▶ GIVEN TASK: Report back each line of the records that contains the string "Chicken".

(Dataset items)
-- start --

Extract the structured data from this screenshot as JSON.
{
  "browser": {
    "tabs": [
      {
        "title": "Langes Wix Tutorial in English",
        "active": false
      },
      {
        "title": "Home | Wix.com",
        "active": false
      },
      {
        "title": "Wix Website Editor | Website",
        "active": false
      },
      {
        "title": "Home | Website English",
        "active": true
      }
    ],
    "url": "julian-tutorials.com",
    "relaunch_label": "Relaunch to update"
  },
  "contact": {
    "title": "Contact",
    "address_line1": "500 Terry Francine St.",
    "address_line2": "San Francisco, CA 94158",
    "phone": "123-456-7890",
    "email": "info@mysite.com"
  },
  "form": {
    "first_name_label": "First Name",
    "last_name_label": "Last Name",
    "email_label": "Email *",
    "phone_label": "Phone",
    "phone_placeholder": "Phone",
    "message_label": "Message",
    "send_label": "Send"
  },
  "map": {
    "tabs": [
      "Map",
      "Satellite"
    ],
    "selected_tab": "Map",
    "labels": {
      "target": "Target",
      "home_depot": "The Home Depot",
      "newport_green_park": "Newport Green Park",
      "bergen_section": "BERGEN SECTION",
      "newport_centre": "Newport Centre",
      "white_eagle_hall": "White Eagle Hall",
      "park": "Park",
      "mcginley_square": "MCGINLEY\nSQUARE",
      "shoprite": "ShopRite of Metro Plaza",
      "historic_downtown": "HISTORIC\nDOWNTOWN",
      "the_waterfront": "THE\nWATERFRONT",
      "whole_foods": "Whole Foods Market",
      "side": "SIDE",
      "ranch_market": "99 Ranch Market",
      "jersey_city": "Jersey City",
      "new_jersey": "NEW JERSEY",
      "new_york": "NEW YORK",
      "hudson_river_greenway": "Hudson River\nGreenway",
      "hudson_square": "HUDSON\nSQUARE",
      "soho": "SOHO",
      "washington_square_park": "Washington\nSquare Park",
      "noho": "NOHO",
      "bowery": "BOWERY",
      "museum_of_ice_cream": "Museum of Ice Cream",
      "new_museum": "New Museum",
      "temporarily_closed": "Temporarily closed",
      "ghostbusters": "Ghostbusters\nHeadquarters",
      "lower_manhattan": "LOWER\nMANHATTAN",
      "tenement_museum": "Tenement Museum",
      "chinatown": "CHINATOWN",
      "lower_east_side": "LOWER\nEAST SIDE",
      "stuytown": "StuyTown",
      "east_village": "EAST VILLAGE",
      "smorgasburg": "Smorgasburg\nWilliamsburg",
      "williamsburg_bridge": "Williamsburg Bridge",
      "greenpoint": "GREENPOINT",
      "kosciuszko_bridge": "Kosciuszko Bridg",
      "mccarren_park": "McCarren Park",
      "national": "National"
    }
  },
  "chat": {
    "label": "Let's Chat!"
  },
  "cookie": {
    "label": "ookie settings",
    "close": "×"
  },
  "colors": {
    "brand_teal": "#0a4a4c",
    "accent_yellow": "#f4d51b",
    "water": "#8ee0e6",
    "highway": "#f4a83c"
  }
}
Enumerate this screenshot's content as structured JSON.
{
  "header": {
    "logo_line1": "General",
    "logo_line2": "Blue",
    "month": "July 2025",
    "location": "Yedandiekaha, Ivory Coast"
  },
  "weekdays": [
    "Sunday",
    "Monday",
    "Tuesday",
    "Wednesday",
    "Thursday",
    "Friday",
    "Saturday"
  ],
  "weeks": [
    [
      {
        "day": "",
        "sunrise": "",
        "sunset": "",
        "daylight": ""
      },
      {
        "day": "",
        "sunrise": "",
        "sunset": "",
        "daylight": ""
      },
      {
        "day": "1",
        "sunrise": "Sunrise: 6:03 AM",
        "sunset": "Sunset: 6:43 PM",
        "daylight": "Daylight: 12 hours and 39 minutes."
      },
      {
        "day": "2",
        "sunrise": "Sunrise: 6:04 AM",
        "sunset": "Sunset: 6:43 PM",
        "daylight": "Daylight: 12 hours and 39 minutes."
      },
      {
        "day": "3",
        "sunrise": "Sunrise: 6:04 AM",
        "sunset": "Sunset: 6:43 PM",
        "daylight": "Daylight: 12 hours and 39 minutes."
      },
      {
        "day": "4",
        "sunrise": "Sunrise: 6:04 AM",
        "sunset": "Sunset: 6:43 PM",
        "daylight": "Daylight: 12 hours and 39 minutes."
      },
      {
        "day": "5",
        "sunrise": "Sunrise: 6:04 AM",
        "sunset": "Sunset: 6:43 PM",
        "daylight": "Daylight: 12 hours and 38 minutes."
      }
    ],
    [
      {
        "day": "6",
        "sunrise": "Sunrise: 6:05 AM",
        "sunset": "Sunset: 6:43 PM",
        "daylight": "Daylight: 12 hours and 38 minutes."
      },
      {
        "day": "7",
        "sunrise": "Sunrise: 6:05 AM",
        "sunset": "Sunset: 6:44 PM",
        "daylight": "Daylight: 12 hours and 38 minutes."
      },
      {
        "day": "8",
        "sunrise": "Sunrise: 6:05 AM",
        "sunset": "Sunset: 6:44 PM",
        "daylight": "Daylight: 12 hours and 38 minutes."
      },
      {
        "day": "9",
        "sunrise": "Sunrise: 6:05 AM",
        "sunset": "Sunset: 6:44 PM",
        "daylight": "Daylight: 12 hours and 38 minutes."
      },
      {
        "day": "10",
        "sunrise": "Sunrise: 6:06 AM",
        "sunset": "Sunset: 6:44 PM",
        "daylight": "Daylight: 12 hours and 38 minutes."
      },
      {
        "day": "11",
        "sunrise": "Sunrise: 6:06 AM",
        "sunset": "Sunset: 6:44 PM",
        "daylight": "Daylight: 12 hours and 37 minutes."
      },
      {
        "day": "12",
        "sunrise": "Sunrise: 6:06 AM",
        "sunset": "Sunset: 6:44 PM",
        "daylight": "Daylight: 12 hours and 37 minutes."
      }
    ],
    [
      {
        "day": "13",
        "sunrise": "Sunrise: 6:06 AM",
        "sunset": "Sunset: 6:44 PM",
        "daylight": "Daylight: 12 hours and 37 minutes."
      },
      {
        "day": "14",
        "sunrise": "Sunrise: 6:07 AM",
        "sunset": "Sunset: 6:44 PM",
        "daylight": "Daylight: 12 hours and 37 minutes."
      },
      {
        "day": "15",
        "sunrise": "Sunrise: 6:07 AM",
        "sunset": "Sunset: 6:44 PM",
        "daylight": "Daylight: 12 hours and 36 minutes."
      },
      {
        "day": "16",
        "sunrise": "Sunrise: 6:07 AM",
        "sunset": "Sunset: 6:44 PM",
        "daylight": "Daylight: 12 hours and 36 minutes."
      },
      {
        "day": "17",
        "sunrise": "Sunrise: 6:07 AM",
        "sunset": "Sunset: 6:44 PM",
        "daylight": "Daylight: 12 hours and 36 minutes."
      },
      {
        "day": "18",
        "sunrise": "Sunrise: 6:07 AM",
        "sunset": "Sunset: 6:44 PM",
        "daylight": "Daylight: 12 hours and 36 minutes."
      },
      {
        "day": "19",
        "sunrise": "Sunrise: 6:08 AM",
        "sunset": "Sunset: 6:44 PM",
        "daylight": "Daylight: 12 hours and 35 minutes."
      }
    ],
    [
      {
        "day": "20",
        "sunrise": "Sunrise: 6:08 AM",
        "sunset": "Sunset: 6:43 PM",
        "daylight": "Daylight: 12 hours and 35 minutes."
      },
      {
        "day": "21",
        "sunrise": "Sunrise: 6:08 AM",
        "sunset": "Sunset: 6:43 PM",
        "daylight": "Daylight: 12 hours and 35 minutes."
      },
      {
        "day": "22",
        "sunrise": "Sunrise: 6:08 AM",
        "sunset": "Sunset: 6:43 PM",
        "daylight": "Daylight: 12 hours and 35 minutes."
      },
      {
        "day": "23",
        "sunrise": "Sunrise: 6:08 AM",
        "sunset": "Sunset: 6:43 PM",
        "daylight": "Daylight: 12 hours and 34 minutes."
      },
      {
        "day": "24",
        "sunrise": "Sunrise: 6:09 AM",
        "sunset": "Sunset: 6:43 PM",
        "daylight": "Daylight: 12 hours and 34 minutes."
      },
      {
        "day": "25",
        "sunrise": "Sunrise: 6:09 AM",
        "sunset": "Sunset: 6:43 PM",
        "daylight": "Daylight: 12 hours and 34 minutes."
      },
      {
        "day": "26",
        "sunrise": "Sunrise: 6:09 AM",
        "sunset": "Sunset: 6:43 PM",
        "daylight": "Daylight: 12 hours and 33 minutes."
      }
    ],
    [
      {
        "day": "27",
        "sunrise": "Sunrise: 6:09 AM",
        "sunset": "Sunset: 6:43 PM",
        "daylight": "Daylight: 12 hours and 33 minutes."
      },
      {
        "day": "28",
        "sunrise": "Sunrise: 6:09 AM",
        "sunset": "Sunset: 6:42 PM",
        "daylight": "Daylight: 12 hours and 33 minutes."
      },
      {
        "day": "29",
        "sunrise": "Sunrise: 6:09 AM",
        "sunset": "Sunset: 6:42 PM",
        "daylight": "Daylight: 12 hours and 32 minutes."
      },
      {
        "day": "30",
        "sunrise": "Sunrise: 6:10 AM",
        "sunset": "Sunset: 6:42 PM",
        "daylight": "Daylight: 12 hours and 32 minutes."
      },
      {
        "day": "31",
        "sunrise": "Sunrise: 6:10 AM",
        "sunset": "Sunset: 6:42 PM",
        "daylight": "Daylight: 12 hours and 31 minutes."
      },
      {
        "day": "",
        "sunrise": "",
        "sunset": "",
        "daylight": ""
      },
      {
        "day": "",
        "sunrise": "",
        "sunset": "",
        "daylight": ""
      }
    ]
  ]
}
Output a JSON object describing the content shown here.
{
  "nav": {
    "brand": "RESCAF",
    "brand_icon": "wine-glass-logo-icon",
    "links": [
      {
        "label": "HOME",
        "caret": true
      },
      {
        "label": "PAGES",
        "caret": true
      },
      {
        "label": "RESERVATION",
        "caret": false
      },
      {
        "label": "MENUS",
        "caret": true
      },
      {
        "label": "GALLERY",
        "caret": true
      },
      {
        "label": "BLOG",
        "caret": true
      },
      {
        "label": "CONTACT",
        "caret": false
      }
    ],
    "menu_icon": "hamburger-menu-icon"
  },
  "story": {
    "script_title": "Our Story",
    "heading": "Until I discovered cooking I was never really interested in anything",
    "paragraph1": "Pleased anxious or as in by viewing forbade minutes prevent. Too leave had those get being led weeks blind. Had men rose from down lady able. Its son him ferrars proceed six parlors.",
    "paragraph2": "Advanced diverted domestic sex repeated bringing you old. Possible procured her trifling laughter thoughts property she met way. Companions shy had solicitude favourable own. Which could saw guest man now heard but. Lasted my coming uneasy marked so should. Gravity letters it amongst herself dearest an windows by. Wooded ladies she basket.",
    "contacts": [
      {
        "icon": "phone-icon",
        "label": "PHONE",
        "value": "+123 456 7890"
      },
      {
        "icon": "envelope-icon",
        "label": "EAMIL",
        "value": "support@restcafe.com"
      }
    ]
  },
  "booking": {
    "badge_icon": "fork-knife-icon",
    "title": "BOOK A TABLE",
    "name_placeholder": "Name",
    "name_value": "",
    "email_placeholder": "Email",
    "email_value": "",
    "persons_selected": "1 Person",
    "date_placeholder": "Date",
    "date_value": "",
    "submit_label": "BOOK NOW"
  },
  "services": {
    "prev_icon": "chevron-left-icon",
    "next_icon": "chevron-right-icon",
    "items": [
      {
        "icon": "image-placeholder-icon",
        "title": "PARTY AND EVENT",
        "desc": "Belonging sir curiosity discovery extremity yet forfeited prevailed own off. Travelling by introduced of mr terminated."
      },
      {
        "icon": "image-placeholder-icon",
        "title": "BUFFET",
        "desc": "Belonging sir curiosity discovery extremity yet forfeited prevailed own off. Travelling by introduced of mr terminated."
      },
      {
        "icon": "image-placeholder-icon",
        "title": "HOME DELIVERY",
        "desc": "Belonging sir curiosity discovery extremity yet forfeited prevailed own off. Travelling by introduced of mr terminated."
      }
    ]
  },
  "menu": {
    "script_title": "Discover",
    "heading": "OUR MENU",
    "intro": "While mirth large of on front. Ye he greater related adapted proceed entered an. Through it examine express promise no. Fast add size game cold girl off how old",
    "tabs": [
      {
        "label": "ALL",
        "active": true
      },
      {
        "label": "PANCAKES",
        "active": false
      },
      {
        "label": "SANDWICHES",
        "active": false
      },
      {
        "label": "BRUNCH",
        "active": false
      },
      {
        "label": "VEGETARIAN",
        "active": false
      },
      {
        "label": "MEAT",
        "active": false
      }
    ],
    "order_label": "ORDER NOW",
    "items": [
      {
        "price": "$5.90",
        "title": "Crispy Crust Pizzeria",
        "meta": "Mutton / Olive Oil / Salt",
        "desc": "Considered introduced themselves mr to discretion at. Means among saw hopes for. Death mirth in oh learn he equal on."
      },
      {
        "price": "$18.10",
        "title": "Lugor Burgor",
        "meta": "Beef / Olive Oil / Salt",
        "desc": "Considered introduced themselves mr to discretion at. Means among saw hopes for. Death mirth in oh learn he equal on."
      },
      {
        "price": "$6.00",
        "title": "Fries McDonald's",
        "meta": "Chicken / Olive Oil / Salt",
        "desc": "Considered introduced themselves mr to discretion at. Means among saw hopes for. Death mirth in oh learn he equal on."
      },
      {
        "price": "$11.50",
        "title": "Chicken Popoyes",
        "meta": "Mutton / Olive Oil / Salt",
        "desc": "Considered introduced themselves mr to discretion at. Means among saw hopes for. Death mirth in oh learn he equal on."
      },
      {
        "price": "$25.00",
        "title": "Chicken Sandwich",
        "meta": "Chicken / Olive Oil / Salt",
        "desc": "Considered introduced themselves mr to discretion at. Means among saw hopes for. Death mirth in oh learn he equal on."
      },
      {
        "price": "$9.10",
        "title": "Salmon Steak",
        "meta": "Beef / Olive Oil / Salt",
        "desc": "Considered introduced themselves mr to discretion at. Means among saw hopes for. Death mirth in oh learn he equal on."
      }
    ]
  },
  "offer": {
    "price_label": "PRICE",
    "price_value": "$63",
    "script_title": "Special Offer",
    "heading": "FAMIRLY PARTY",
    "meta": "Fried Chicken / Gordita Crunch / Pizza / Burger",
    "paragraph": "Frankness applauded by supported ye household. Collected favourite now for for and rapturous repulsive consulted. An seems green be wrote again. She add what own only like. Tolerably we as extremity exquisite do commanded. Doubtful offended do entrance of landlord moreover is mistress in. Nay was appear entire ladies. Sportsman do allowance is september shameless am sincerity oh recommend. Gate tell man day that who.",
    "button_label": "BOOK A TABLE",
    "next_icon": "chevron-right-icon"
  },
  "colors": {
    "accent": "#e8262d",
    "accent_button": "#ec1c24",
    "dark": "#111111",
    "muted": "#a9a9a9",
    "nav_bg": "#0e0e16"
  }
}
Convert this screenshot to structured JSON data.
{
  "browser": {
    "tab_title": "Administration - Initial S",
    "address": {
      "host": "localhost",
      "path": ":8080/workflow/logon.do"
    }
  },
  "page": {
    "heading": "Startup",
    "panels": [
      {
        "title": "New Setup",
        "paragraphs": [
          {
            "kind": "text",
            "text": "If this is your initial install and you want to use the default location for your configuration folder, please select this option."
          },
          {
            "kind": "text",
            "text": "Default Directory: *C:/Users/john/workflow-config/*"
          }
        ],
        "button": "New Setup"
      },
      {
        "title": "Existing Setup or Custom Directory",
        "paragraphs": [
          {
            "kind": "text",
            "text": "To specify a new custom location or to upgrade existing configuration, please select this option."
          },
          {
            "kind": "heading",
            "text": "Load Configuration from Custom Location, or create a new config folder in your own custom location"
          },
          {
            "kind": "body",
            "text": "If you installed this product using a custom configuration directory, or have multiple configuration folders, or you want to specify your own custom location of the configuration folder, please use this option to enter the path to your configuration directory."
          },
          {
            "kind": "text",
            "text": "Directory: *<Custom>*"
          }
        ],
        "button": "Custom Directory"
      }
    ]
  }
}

-- end --

▶ EXPECTED ANSWER:
        "meta": "Chicken / Olive Oil / Salt",
        "title": "Chicken Popoyes",
        "title": "Chicken Sandwich",
        "meta": "Chicken / Olive Oil / Salt",
    "meta": "Fried Chicken / Gordita Crunch / Pizza / Burger",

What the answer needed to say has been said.